> **Exercise details**: Scan the lines below for the word "pipeline". Copy each line you find it in.

-- START Data rows --

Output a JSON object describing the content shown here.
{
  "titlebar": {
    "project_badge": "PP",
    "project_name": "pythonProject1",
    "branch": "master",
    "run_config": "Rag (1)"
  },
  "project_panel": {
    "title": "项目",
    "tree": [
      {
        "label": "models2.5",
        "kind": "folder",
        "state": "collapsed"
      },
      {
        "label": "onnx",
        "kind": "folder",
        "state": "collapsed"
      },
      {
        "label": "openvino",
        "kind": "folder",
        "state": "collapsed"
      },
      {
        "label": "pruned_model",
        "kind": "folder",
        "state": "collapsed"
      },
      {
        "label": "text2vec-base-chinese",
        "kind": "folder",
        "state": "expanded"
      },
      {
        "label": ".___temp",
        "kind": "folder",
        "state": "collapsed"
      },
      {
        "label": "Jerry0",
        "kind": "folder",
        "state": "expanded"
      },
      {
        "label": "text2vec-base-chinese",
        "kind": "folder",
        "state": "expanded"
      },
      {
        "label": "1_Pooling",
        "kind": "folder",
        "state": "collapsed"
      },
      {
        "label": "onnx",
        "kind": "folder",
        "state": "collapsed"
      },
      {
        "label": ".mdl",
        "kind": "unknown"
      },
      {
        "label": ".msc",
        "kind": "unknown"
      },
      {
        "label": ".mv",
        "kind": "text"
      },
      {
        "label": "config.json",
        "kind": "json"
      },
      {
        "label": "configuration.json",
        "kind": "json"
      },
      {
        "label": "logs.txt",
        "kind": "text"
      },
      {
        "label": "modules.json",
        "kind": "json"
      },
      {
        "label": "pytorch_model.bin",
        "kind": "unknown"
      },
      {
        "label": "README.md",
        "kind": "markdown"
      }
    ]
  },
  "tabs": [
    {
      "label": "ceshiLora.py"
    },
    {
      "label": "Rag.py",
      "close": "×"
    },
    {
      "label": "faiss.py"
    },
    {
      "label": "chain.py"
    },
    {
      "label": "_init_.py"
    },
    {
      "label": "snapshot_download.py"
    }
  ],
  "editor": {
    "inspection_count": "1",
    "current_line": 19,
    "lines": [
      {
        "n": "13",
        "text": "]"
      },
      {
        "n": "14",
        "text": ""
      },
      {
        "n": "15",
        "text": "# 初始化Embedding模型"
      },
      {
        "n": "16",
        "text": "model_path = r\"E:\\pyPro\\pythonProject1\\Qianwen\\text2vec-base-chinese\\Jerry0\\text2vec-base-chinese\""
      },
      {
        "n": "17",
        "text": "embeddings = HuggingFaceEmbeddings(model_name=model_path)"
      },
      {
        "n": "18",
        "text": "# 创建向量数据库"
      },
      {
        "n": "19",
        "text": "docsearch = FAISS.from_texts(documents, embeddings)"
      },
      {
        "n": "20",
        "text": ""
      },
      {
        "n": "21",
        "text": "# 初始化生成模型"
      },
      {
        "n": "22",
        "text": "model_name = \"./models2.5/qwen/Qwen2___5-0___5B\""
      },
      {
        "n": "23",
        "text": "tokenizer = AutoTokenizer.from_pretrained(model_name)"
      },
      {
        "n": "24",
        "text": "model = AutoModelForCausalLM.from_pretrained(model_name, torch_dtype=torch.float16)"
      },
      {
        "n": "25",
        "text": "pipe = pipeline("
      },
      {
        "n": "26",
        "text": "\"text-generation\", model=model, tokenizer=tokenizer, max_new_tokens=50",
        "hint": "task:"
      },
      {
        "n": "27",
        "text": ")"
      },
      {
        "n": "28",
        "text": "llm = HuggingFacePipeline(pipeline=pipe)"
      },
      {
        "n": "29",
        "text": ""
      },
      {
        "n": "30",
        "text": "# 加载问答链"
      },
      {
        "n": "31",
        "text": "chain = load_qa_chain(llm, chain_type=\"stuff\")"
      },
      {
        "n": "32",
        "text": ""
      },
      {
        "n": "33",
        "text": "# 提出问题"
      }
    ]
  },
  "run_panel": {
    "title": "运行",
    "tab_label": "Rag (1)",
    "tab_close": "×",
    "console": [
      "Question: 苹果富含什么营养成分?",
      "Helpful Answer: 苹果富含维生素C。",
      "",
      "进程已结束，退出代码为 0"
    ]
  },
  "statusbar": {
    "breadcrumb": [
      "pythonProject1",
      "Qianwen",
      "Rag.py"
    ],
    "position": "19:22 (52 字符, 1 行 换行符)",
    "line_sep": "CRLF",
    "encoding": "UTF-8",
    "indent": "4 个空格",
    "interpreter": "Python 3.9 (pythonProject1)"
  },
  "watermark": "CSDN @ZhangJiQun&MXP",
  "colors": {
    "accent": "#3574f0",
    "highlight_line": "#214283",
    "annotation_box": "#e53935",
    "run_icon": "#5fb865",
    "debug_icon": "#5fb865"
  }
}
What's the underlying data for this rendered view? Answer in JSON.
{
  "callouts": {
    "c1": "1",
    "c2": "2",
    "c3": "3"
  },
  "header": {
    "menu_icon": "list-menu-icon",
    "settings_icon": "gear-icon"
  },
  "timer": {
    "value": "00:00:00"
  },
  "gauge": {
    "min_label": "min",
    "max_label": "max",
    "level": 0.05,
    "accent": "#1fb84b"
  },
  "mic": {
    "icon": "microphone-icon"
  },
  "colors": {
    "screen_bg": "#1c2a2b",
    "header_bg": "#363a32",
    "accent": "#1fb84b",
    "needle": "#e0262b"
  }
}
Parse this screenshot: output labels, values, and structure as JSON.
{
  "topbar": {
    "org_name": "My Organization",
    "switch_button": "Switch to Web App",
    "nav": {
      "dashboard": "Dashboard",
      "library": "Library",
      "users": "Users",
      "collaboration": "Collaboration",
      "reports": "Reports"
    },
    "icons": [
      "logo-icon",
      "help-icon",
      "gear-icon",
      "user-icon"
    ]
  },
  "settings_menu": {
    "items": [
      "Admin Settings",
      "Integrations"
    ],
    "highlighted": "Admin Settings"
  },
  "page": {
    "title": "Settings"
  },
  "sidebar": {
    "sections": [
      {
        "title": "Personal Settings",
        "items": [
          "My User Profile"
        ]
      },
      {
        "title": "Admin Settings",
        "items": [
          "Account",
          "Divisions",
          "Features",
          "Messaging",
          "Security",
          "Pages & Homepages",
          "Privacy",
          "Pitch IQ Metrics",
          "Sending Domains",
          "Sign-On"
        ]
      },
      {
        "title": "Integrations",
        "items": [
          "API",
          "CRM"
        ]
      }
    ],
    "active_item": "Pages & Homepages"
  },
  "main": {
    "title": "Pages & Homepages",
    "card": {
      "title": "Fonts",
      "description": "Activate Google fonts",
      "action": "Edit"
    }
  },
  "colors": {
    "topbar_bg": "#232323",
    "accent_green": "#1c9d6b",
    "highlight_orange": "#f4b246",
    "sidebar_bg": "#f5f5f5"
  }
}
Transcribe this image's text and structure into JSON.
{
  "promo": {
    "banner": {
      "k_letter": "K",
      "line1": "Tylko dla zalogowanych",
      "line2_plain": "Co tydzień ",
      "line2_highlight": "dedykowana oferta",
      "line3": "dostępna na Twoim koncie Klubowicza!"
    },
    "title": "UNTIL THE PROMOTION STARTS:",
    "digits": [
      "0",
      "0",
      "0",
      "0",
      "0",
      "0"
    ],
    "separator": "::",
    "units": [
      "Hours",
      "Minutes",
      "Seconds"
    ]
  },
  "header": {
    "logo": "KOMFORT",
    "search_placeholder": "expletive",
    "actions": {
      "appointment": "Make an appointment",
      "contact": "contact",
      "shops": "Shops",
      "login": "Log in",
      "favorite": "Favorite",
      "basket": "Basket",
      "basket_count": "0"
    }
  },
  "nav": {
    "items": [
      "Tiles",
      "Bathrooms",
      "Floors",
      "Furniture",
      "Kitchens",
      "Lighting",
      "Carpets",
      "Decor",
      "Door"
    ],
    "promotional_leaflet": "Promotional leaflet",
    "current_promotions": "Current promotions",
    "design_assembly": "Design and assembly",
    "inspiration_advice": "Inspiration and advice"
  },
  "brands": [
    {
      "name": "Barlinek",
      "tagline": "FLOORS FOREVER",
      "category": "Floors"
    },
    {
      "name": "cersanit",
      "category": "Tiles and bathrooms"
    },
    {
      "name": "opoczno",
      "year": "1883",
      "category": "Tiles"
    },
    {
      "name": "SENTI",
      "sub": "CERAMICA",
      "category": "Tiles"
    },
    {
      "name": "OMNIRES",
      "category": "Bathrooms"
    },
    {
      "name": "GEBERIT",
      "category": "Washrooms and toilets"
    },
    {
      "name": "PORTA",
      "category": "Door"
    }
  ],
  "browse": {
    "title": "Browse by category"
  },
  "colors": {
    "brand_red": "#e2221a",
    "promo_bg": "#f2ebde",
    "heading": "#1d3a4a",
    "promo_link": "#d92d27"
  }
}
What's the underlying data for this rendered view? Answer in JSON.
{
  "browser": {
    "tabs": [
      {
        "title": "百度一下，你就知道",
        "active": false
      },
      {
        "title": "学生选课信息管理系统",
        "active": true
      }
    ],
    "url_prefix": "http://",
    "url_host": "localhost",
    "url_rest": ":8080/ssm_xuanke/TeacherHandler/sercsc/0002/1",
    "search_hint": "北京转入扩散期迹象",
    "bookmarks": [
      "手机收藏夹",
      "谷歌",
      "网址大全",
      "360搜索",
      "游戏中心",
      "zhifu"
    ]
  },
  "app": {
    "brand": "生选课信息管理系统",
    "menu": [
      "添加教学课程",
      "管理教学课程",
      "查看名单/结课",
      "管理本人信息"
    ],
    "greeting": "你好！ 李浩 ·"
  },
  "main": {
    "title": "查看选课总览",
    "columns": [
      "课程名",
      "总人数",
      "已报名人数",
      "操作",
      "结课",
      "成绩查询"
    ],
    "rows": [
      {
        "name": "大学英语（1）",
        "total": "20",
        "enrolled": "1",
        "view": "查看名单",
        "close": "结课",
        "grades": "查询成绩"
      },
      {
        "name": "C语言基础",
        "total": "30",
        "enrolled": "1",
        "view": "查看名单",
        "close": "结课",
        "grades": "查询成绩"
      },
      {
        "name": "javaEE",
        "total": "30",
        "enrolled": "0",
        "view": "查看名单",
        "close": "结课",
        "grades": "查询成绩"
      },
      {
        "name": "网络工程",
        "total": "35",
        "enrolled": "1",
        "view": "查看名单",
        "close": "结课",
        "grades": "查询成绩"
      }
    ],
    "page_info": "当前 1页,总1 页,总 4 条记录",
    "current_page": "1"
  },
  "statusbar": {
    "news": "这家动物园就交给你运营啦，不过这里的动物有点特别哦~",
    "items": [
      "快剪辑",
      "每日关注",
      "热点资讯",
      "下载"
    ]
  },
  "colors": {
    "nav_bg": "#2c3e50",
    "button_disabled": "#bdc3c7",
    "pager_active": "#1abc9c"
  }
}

-- END Data rows --

> **Worked solution**:
        "text": "pipe = pipeline("
        "text": "llm = HuggingFacePipeline(pipeline=pipe)"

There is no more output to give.